--- start ---
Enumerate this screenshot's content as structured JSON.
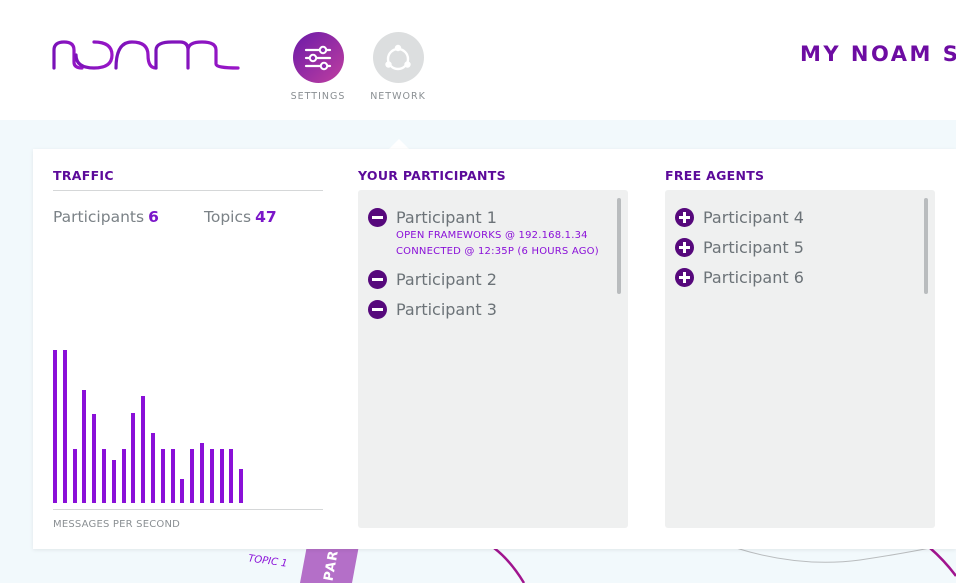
{
  "header": {
    "nav": [
      {
        "label": "SETTINGS",
        "icon": "settings-sliders-icon"
      },
      {
        "label": "NETWORK",
        "icon": "network-icon"
      }
    ],
    "page_title": "MY NOAM SE"
  },
  "traffic": {
    "title": "TRAFFIC",
    "participants_label": "Participants",
    "participants_count": "6",
    "topics_label": "Topics",
    "topics_count": "47",
    "caption": "MESSAGES PER SECOND",
    "chart_data": {
      "type": "bar",
      "title": "",
      "xlabel": "",
      "ylabel": "",
      "ylim": [
        0,
        1
      ],
      "values": [
        1.0,
        1.0,
        0.35,
        0.74,
        0.58,
        0.35,
        0.28,
        0.35,
        0.59,
        0.7,
        0.46,
        0.35,
        0.35,
        0.16,
        0.35,
        0.39,
        0.35,
        0.35,
        0.35,
        0.22
      ]
    }
  },
  "your_participants": {
    "title": "YOUR PARTICIPANTS",
    "items": [
      {
        "name": "Participant 1",
        "line1": "OPEN FRAMEWORKS @ 192.168.1.34",
        "line2": "CONNECTED @ 12:35P (6 HOURS AGO)"
      },
      {
        "name": "Participant 2"
      },
      {
        "name": "Participant 3"
      }
    ]
  },
  "free_agents": {
    "title": "FREE AGENTS",
    "items": [
      {
        "name": "Participant 4"
      },
      {
        "name": "Participant 5"
      },
      {
        "name": "Participant 6"
      }
    ]
  },
  "background": {
    "topic_label": "TOPIC 1",
    "partial_label": "PAR"
  },
  "colors": {
    "brand_purple": "#6d0ca2",
    "bar_purple": "#8a10d8",
    "gray_text": "#7b8287"
  }
}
--- end ---
Using the records above, output their complete text exactly, minus any images.

▶ [ANSWER TO THE TASK]:
Enumerate this screenshot's content as structured JSON.
{
  "header": {
    "nav": [
      {
        "label": "SETTINGS",
        "icon": "settings-sliders-icon"
      },
      {
        "label": "NETWORK",
        "icon": "network-icon"
      }
    ],
    "page_title": "MY NOAM SE"
  },
  "traffic": {
    "title": "TRAFFIC",
    "participants_label": "Participants",
    "participants_count": "6",
    "topics_label": "Topics",
    "topics_count": "47",
    "caption": "MESSAGES PER SECOND",
    "chart_data": {
      "type": "bar",
      "title": "",
      "xlabel": "",
      "ylabel": "",
      "ylim": [
        0,
        1
      ],
      "values": [
        1.0,
        1.0,
        0.35,
        0.74,
        0.58,
        0.35,
        0.28,
        0.35,
        0.59,
        0.7,
        0.46,
        0.35,
        0.35,
        0.16,
        0.35,
        0.39,
        0.35,
        0.35,
        0.35,
        0.22
      ]
    }
  },
  "your_participants": {
    "title": "YOUR PARTICIPANTS",
    "items": [
      {
        "name": "Participant 1",
        "line1": "OPEN FRAMEWORKS @ 192.168.1.34",
        "line2": "CONNECTED @ 12:35P (6 HOURS AGO)"
      },
      {
        "name": "Participant 2"
      },
      {
        "name": "Participant 3"
      }
    ]
  },
  "free_agents": {
    "title": "FREE AGENTS",
    "items": [
      {
        "name": "Participant 4"
      },
      {
        "name": "Participant 5"
      },
      {
        "name": "Participant 6"
      }
    ]
  },
  "background": {
    "topic_label": "TOPIC 1",
    "partial_label": "PAR"
  },
  "colors": {
    "brand_purple": "#6d0ca2",
    "bar_purple": "#8a10d8",
    "gray_text": "#7b8287"
  }
}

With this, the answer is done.